- Exercise directions
Check each line for the word "image" and report how many have it. Give nothing else.

- Data supplied
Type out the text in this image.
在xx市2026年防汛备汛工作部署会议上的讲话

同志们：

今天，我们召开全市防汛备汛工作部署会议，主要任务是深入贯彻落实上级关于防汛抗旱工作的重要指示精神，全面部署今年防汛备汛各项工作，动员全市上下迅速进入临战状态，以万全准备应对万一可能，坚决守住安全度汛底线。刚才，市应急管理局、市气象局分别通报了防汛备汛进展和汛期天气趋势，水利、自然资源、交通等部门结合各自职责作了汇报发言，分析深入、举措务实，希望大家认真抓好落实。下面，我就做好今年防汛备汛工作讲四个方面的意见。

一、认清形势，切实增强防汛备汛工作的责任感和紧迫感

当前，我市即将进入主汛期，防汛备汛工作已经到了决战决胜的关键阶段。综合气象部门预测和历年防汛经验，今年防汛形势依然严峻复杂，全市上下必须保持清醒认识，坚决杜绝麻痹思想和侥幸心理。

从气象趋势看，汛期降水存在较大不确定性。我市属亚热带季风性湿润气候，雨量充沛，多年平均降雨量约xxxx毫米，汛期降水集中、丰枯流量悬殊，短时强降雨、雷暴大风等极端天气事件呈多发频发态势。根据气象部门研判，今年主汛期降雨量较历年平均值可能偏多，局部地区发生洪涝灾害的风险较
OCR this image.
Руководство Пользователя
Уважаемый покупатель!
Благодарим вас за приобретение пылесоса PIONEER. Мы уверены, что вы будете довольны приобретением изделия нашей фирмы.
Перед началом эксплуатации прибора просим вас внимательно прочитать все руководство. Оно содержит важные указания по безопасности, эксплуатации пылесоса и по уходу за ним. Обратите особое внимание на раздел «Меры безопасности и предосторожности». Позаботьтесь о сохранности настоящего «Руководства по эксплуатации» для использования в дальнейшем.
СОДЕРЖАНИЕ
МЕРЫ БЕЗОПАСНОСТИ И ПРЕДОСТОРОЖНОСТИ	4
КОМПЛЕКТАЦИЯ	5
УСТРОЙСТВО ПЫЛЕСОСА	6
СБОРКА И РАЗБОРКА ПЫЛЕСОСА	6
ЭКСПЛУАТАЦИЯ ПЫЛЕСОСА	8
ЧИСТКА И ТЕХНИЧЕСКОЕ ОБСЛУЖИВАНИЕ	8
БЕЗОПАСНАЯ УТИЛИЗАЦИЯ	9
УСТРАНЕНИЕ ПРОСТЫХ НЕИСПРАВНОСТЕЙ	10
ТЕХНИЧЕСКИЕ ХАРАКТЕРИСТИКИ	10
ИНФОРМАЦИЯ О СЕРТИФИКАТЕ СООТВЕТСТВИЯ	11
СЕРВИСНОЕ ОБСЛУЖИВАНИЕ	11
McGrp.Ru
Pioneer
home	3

- Task result
2